>> START TEXT

D-I schools did better, but need more representative search committees

Image: CroomAP file
Mississippi State's Sylvester Croom is one of five black coaches in Division I football.

INDIANAPOLIS - A leading group of black football coaches is pleased Division I schools are considering more minorities for coaching jobs, but it says improvement is too slow and applying civil rights laws might be a way to speed progress.

“I think we’ll have to put a magnifying glass on searches,” said Floyd Keith, executive director of the Black Coaches Association. “Change is not something that has been as quick as we’d like to see it.”

There are now only 11 minority head coaches among the more than 200 NCAA Division I-A and I-AA schools that are not historically black institutions.

The BCA, in a report card released Thursday, says universities must appoint more minority coaches and more diverse search committees. The group says evidence shows more diverse committees leads to more consideration of minority coaches.

And if that means applying Title VII of the 1964 Civil Rights Act, which makes it illegal for employers to discriminate on the basis of race, so be it, Keith said during a conference call.

The third annual report card showed mixed results. While a record 12 of the 26 Division I-A and I-AA schools that hired head coaches received overall grades of A, a record six schools also received F’s, including five who received the failing marks for not reporting to the BCA on what steps they took to consider minority coaches. They included perennial Big Ten power Wisconsin and two other I-A schools, Rice and Boise State.

>> END TEXT
>> START SUPPLIED RECORDS

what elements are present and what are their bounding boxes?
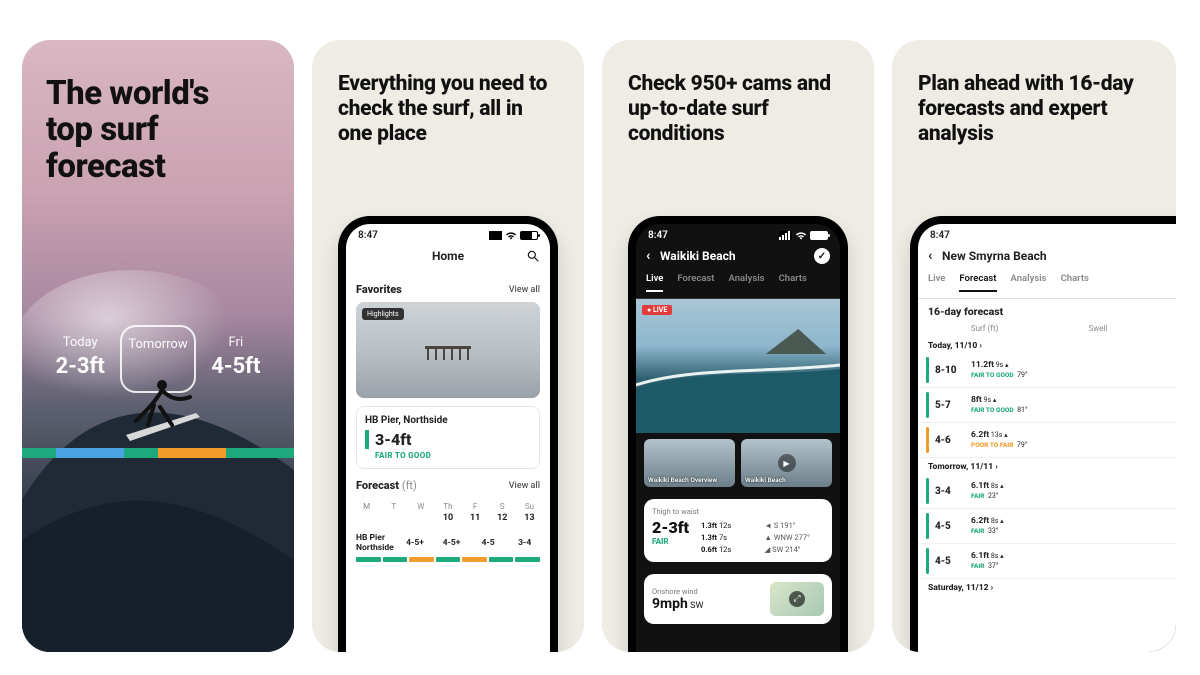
spot-tabs[interactable]: Live Forecast Analysis Charts xyxy=(636,273,840,299)
view-all-link[interactable]: View all xyxy=(509,481,540,491)
tab-forecast[interactable]: Forecast xyxy=(959,273,996,292)
spot-tabs[interactable]: Live Forecast Analysis Charts xyxy=(918,273,1176,299)
page-title: New Smyrna Beach xyxy=(942,249,1047,263)
tab-analysis[interactable]: Analysis xyxy=(729,273,765,292)
live-cam[interactable]: ● LIVE xyxy=(636,299,840,433)
tab-live[interactable]: Live xyxy=(646,273,663,292)
expand-icon: ⤢ xyxy=(789,591,805,607)
wave-illustration xyxy=(22,240,294,652)
forecast-date-header[interactable]: Tomorrow, 11/11 › xyxy=(918,458,1176,474)
battery-icon xyxy=(810,231,828,240)
signal-icon xyxy=(489,231,502,240)
wifi-icon xyxy=(505,231,517,240)
panel-forecast: Plan ahead with 16-day forecasts and exp… xyxy=(892,40,1176,652)
weekday-row: MTW ThFSSu xyxy=(346,498,550,513)
condition-strip xyxy=(22,448,294,458)
summary-height: 2-3ft xyxy=(652,518,689,537)
tab-analysis[interactable]: Analysis xyxy=(1011,273,1047,292)
forecast-row[interactable]: 3-46.1ft 8s ▴FAIR 23°8mphNNE↘ xyxy=(918,474,1176,509)
statusbar: 8:47 xyxy=(636,224,840,243)
tab-live[interactable]: Live xyxy=(928,273,945,292)
forecast-row[interactable]: 5-78ft 9s ▴FAIR TO GOOD 81°5mphNW↘ xyxy=(918,388,1176,423)
status-time: 8:47 xyxy=(930,230,950,241)
statusbar: 8:47 xyxy=(918,224,1176,243)
spot-card[interactable]: HB Pier, Northside 3-4ft FAIR TO GOOD xyxy=(356,406,540,469)
forecast-date-header[interactable]: Today, 11/10 › xyxy=(918,337,1176,353)
phone-mock-forecast: 8:47 ‹ New Smyrna Beach ✓ Live Forecast … xyxy=(910,216,1176,652)
date-row[interactable]: 10111213 xyxy=(346,513,550,529)
forecast-row[interactable]: 8-1011.2ft 9s ▴FAIR TO GOOD 79°4mphNNE↓ xyxy=(918,353,1176,388)
day-fri[interactable]: Fri 4-5ft xyxy=(202,325,270,393)
signal-icon xyxy=(779,231,792,240)
favorite-check-icon[interactable]: ✓ xyxy=(814,248,830,264)
view-all-link[interactable]: View all xyxy=(509,285,540,295)
tab-charts[interactable]: Charts xyxy=(1061,273,1089,292)
status-time: 8:47 xyxy=(648,230,668,241)
forecast-heading: Forecast (ft) xyxy=(356,479,417,492)
summary-condition: FAIR xyxy=(652,537,689,546)
forecast-row[interactable]: 4-66.2ft 13s ▴POOR TO FAIR 79°12mphNNE↓ xyxy=(918,423,1176,458)
day-selector[interactable]: Today 2-3ft Tomorrow Fri 4-5ft xyxy=(46,325,270,393)
highlights-badge: Highlights xyxy=(362,308,404,320)
forecast-row[interactable]: HB Pier Northside 4-5+4-5+ 4-53-4 xyxy=(346,529,550,557)
pier-illustration xyxy=(425,346,471,360)
panel3-headline: Check 950+ cams and up-to-date surf cond… xyxy=(602,40,874,162)
statusbar: 8:47 xyxy=(346,224,550,243)
search-icon[interactable] xyxy=(526,249,540,263)
back-icon[interactable]: ‹ xyxy=(928,248,932,264)
tab-forecast[interactable]: Forecast xyxy=(677,273,714,292)
condition-bars xyxy=(346,557,550,566)
live-badge: ● LIVE xyxy=(642,305,672,315)
forecast-date-header[interactable]: Saturday, 11/12 › xyxy=(918,579,1176,595)
surf-summary-card: Thigh to waist 2-3ft FAIR 1.3ft 12s◄ S 1… xyxy=(644,499,832,562)
wind-value: 9mph xyxy=(652,596,688,612)
summary-label: Thigh to waist xyxy=(652,507,824,516)
phone-mock-spot: 8:47 ‹ Waikiki Beach ✓ Live Forecast Ana… xyxy=(628,216,848,652)
wind-card: Onshore wind 9mph SW ⤢ xyxy=(644,574,832,624)
coast-illustration xyxy=(636,299,840,433)
battery-icon xyxy=(520,231,538,240)
cam-thumb[interactable]: Waikiki Beach Overview xyxy=(644,439,735,487)
page-title: Waikiki Beach xyxy=(660,249,736,263)
forecast-subtitle: 16-day forecast xyxy=(928,305,1003,318)
forecast-list[interactable]: Today, 11/10 ›8-1011.2ft 9s ▴FAIR TO GOO… xyxy=(918,337,1176,595)
favorite-cam[interactable]: Highlights xyxy=(356,302,540,398)
panel-cams: Check 950+ cams and up-to-date surf cond… xyxy=(602,40,874,652)
panel4-headline: Plan ahead with 16-day forecasts and exp… xyxy=(892,40,1176,162)
spot-condition: FAIR TO GOOD xyxy=(365,451,531,460)
forecast-row[interactable]: 4-56.1ft 8s ▴FAIR 37°9mphNNE↓ xyxy=(918,544,1176,579)
day-tomorrow[interactable]: Tomorrow xyxy=(120,325,195,393)
back-icon[interactable]: ‹ xyxy=(646,248,650,264)
tab-charts[interactable]: Charts xyxy=(779,273,807,292)
phone-mock-home: 8:47 Home Favorites View all Highlights xyxy=(338,216,558,652)
favorites-heading: Favorites xyxy=(356,283,402,296)
hero-panel: The world's top surf forecast Today 2-3f… xyxy=(22,40,294,652)
wifi-icon xyxy=(795,231,807,240)
panel2-headline: Everything you need to check the surf, a… xyxy=(312,40,584,162)
page-title: Home xyxy=(432,249,464,263)
panel-favorites: Everything you need to check the surf, a… xyxy=(312,40,584,652)
wind-label: Onshore wind xyxy=(652,587,703,596)
forecast-row[interactable]: 4-56.2ft 8s ▴FAIR 33°10mphNNE↘ xyxy=(918,509,1176,544)
hero-title: The world's top surf forecast xyxy=(46,76,270,185)
navbar-home: Home xyxy=(346,243,550,273)
play-icon: ▶ xyxy=(778,454,796,472)
spot-name: HB Pier, Northside xyxy=(365,415,531,426)
column-headers: Surf (ft)SwellWind xyxy=(918,322,1176,337)
spot-height: 3-4ft xyxy=(365,430,531,449)
map-thumb[interactable]: ⤢ xyxy=(770,582,824,616)
cam-thumb[interactable]: ▶Waikiki Beach xyxy=(741,439,832,487)
status-time: 8:47 xyxy=(358,230,378,241)
day-today[interactable]: Today 2-3ft xyxy=(46,325,114,393)
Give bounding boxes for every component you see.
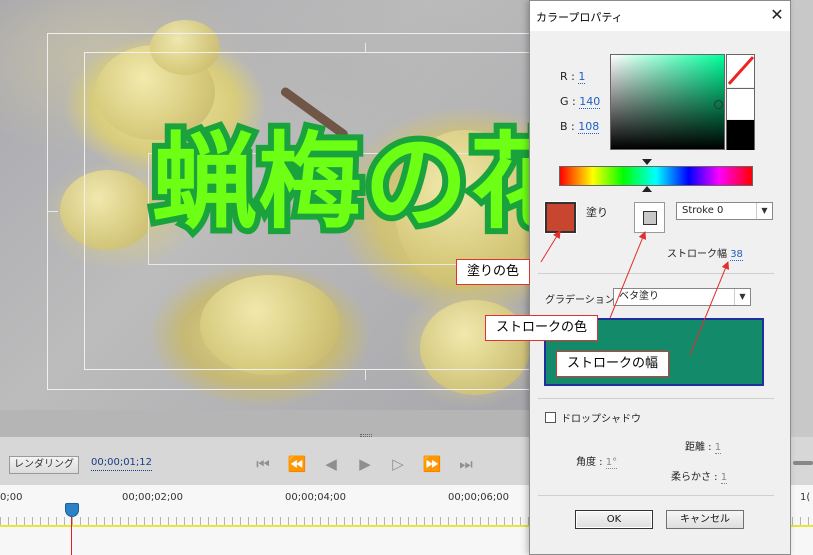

>> END SUPPLIED RECORDS

#### OBJECTIVES:
**1.** Reproduce a passage from the article on minority football coaches, beginning at the words "There are now" and stopping after "a conference call.".
**2.** In the article on minority football coaches, who is named as executive director of the Black Coaches Association?

#### ANSWER SET:
**1.**
There are now only 11 minority head coaches among the more than 200 NCAA Division I-A and I-AA schools that are not historically black institutions.

The BCA, in a report card released Thursday, says universities must appoint more minority coaches and more diverse search committees. The group says evidence shows more diverse committees leads to more consideration of minority coaches.

And if that means applying Title VII of the 1964 Civil Rights Act, which makes it illegal for employers to discriminate on the basis of race, so be it, Keith said during a conference call.

**2.** Floyd Keith